** START **

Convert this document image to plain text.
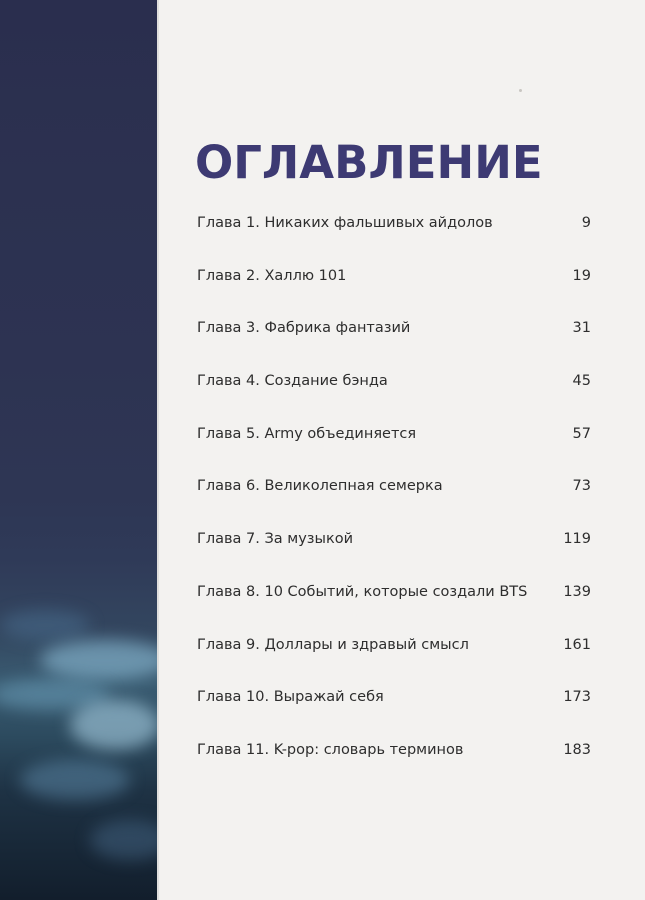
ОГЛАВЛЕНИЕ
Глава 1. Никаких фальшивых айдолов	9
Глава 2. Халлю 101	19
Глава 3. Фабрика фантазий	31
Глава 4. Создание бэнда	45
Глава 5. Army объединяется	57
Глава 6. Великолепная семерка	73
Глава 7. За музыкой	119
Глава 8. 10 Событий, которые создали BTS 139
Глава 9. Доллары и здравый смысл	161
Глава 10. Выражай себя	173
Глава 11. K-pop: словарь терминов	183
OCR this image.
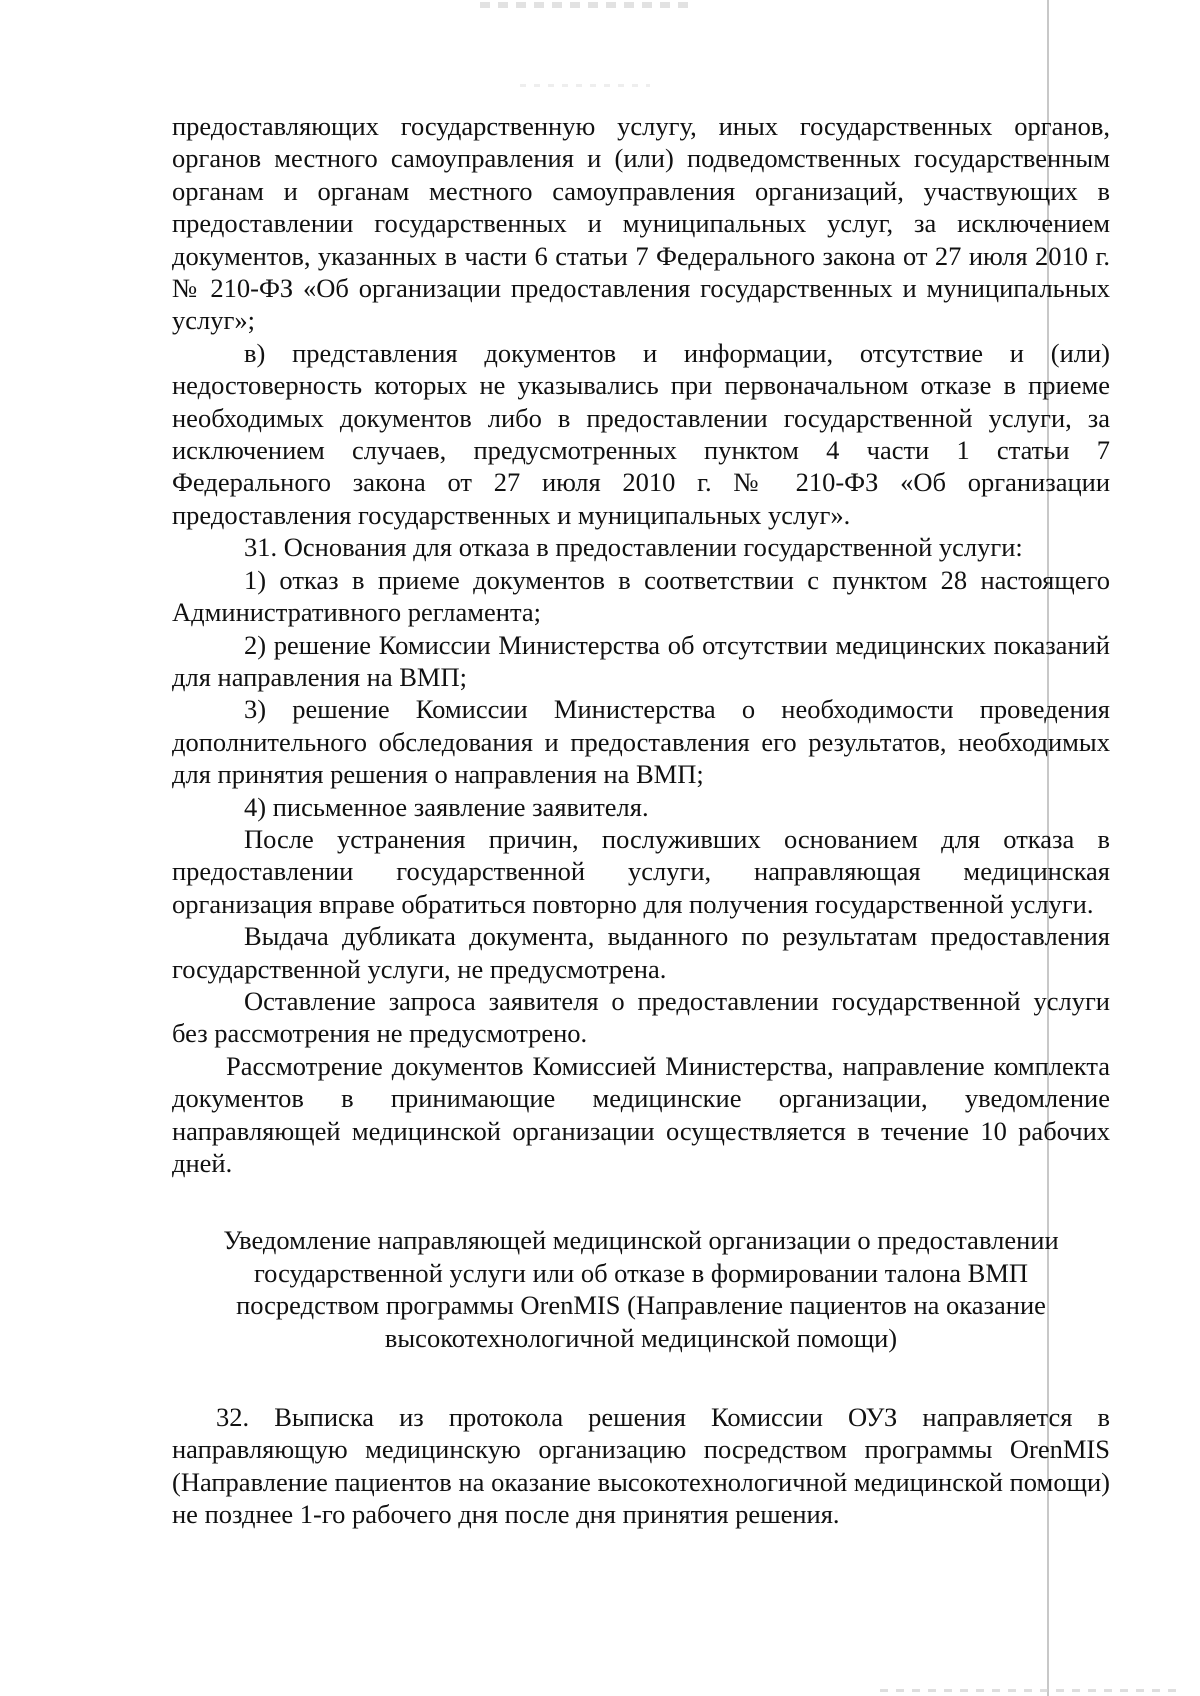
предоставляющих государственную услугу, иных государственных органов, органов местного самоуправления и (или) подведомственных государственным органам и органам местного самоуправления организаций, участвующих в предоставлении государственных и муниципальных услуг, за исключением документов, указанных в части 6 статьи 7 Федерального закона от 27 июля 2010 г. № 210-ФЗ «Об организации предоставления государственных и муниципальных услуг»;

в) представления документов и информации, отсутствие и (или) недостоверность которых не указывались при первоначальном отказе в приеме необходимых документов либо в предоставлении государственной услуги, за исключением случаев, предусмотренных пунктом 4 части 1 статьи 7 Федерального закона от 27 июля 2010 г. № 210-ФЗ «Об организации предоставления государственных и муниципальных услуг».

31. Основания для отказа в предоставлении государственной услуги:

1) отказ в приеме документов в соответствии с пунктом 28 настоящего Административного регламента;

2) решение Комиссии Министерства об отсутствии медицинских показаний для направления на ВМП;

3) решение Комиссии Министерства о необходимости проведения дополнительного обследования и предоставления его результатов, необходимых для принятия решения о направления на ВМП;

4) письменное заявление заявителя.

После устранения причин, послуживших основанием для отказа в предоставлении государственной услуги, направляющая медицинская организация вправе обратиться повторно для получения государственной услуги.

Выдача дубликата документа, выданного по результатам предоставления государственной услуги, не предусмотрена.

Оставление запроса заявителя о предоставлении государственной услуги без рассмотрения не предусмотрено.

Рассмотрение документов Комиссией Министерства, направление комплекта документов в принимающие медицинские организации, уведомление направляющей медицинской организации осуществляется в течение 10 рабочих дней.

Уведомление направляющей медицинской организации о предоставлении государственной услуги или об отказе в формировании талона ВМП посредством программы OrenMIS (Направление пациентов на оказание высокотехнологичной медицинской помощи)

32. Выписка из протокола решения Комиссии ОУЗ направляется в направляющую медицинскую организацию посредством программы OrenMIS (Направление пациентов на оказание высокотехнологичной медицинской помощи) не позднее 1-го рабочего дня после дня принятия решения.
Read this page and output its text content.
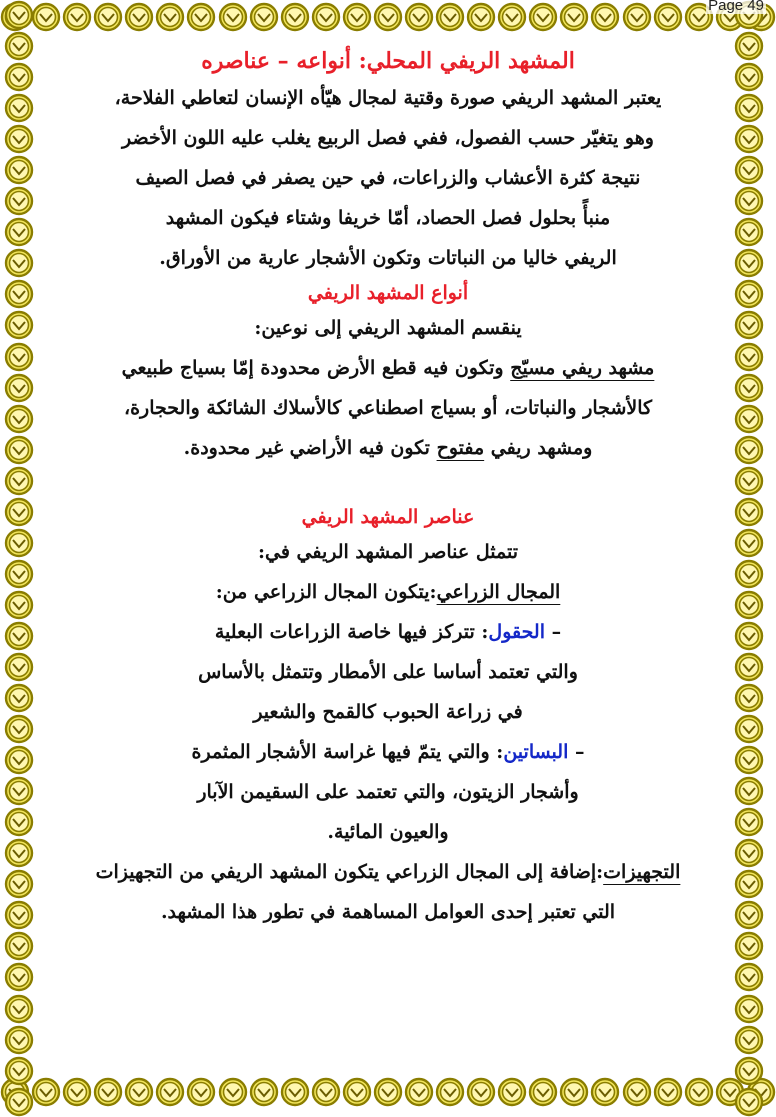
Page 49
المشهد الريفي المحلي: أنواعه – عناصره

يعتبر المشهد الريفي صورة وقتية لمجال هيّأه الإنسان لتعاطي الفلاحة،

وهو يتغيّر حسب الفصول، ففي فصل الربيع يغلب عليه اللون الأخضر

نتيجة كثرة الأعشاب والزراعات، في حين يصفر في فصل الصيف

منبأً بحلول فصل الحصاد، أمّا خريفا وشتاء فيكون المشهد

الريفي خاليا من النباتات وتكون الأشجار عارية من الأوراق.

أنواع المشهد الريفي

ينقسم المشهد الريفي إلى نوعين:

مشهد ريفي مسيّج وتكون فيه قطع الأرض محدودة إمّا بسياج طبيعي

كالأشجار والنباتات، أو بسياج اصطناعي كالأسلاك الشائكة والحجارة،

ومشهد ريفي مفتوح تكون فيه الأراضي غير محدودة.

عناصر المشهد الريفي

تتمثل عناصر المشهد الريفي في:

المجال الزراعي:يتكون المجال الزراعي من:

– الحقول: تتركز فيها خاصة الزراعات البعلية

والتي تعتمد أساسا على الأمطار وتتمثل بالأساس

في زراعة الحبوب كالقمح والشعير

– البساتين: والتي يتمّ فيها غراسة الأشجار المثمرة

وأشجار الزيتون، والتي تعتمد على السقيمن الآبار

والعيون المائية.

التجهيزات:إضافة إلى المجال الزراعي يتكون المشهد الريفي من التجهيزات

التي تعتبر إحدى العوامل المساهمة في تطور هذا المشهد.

** END **

■ WORK TO BE COMPLETED ■
List the lines of the entries that include "отказа".

■ OUTPUT OF THE TASK ■
31. Основания для отказа в предоставлении государственной услуги:
После устранения причин, послуживших основанием для отказа в предоставлении государственной услуги, направляющая медицинская организация вправе обратиться повторно для получения государственной услуги.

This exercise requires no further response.